start Information supplied

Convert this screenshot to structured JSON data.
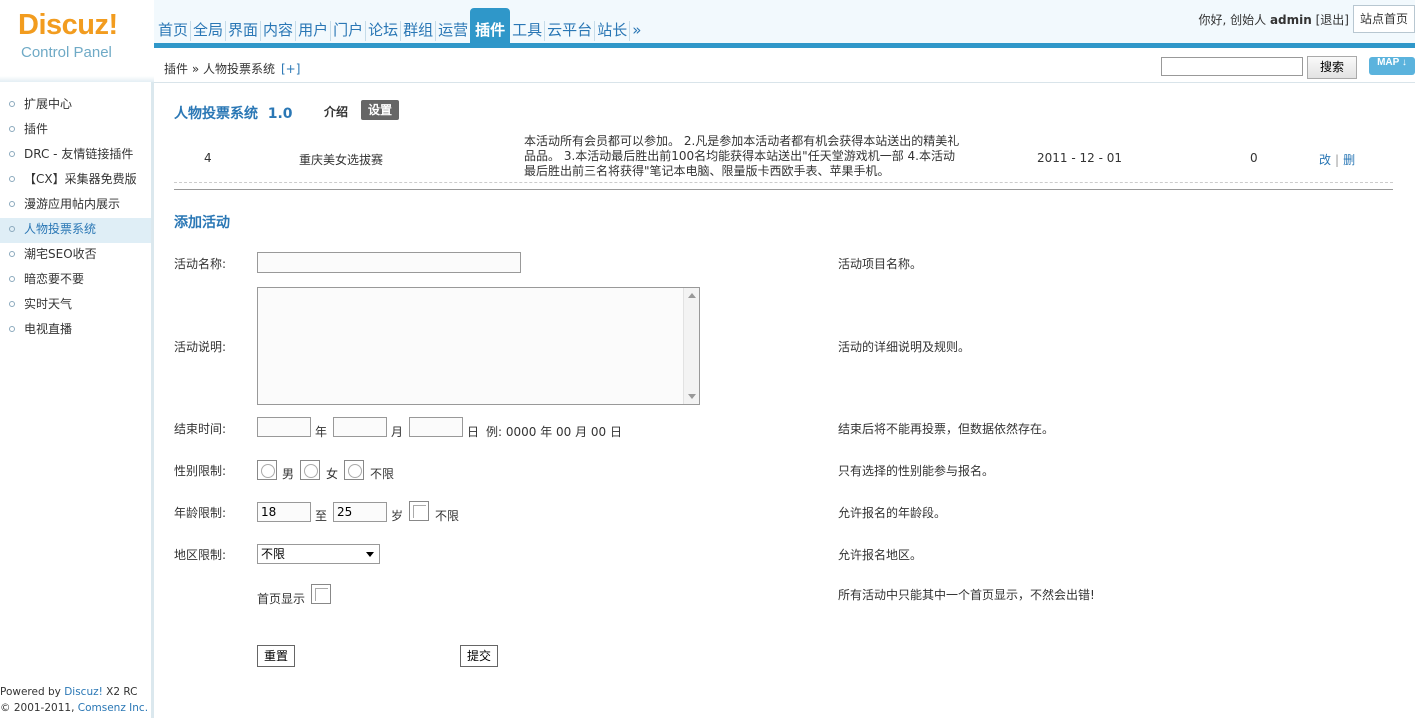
{
  "logo": {
    "brand": "Discuz!",
    "subtitle": "Control Panel"
  },
  "nav": {
    "items": [
      "首页",
      "全局",
      "界面",
      "内容",
      "用户",
      "门户",
      "论坛",
      "群组",
      "运营",
      "插件",
      "工具",
      "云平台",
      "站长",
      "»"
    ],
    "active": "插件"
  },
  "user": {
    "greeting": "你好, 创始人",
    "name": "admin",
    "logout": "[退出]",
    "site_home": "站点首页"
  },
  "breadcrumb": {
    "path": "插件 » 人物投票系统",
    "add": "[+]"
  },
  "search": {
    "value": "",
    "button": "搜索",
    "map": "MAP ↓"
  },
  "sidebar": {
    "items": [
      "扩展中心",
      "插件",
      "DRC - 友情链接插件",
      "【CX】采集器免费版",
      "漫游应用帖内展示",
      "人物投票系统",
      "潮宅SEO收否",
      "暗恋要不要",
      "实时天气",
      "电视直播"
    ],
    "active": "人物投票系统",
    "powered_prefix": "Powered by",
    "powered_brand": "Discuz!",
    "version": "X2 RC",
    "copyright": "© 2001-2011,",
    "company": "Comsenz Inc."
  },
  "plugin": {
    "title": "人物投票系统",
    "version": "1.0",
    "tab_intro": "介绍",
    "tab_settings": "设置"
  },
  "activity_row": {
    "id": "4",
    "name": "重庆美女选拔赛",
    "description_lines": [
      "本活动所有会员都可以参加。  2.凡是参加本活动者都有机会获得本站送出的精美礼",
      "品品。  3.本活动最后胜出前100名均能获得本站送出\"任天堂游戏机一部  4.本活动",
      "最后胜出前三名将获得\"笔记本电脑、限量版卡西欧手表、苹果手机。"
    ],
    "date": "2011 - 12 - 01",
    "count": "0",
    "edit": "改",
    "delete": "删"
  },
  "form": {
    "title": "添加活动",
    "name_label": "活动名称:",
    "name_tip": "活动项目名称。",
    "desc_label": "活动说明:",
    "desc_tip": "活动的详细说明及规则。",
    "end_label": "结束时间:",
    "year_unit": "年",
    "month_unit": "月",
    "day_unit": "日",
    "end_example": "例: 0000 年  00 月  00 日",
    "end_tip": "结束后将不能再投票，但数据依然存在。",
    "gender_label": "性别限制:",
    "gender_options": [
      "男",
      "女",
      "不限"
    ],
    "gender_tip": "只有选择的性别能参与报名。",
    "age_label": "年龄限制:",
    "age_min": "18",
    "age_to": "至",
    "age_max": "25",
    "age_unit": "岁",
    "age_unlimited": "不限",
    "age_tip": "允许报名的年龄段。",
    "region_label": "地区限制:",
    "region_value": "不限",
    "region_tip": "允许报名地区。",
    "homepage_label": "首页显示",
    "homepage_tip": "所有活动中只能其中一个首页显示，不然会出错!",
    "reset": "重置",
    "submit": "提交"
  },
  "colors": {
    "accent": "#2f97c9",
    "link": "#2a77b5",
    "logo": "#f29c1f"
  }
}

end Information supplied

### Task prompt
Extract the full listing exactly, with the pictures left out.

### Result of this exercise
Convert this screenshot to structured JSON data.
{
  "logo": {
    "brand": "Discuz!",
    "subtitle": "Control Panel"
  },
  "nav": {
    "items": [
      "首页",
      "全局",
      "界面",
      "内容",
      "用户",
      "门户",
      "论坛",
      "群组",
      "运营",
      "插件",
      "工具",
      "云平台",
      "站长",
      "»"
    ],
    "active": "插件"
  },
  "user": {
    "greeting": "你好, 创始人",
    "name": "admin",
    "logout": "[退出]",
    "site_home": "站点首页"
  },
  "breadcrumb": {
    "path": "插件 » 人物投票系统",
    "add": "[+]"
  },
  "search": {
    "value": "",
    "button": "搜索",
    "map": "MAP ↓"
  },
  "sidebar": {
    "items": [
      "扩展中心",
      "插件",
      "DRC - 友情链接插件",
      "【CX】采集器免费版",
      "漫游应用帖内展示",
      "人物投票系统",
      "潮宅SEO收否",
      "暗恋要不要",
      "实时天气",
      "电视直播"
    ],
    "active": "人物投票系统",
    "powered_prefix": "Powered by",
    "powered_brand": "Discuz!",
    "version": "X2 RC",
    "copyright": "© 2001-2011,",
    "company": "Comsenz Inc."
  },
  "plugin": {
    "title": "人物投票系统",
    "version": "1.0",
    "tab_intro": "介绍",
    "tab_settings": "设置"
  },
  "activity_row": {
    "id": "4",
    "name": "重庆美女选拔赛",
    "description_lines": [
      "本活动所有会员都可以参加。  2.凡是参加本活动者都有机会获得本站送出的精美礼",
      "品品。  3.本活动最后胜出前100名均能获得本站送出\"任天堂游戏机一部  4.本活动",
      "最后胜出前三名将获得\"笔记本电脑、限量版卡西欧手表、苹果手机。"
    ],
    "date": "2011 - 12 - 01",
    "count": "0",
    "edit": "改",
    "delete": "删"
  },
  "form": {
    "title": "添加活动",
    "name_label": "活动名称:",
    "name_tip": "活动项目名称。",
    "desc_label": "活动说明:",
    "desc_tip": "活动的详细说明及规则。",
    "end_label": "结束时间:",
    "year_unit": "年",
    "month_unit": "月",
    "day_unit": "日",
    "end_example": "例: 0000 年  00 月  00 日",
    "end_tip": "结束后将不能再投票，但数据依然存在。",
    "gender_label": "性别限制:",
    "gender_options": [
      "男",
      "女",
      "不限"
    ],
    "gender_tip": "只有选择的性别能参与报名。",
    "age_label": "年龄限制:",
    "age_min": "18",
    "age_to": "至",
    "age_max": "25",
    "age_unit": "岁",
    "age_unlimited": "不限",
    "age_tip": "允许报名的年龄段。",
    "region_label": "地区限制:",
    "region_value": "不限",
    "region_tip": "允许报名地区。",
    "homepage_label": "首页显示",
    "homepage_tip": "所有活动中只能其中一个首页显示，不然会出错!",
    "reset": "重置",
    "submit": "提交"
  },
  "colors": {
    "accent": "#2f97c9",
    "link": "#2a77b5",
    "logo": "#f29c1f"
  }
}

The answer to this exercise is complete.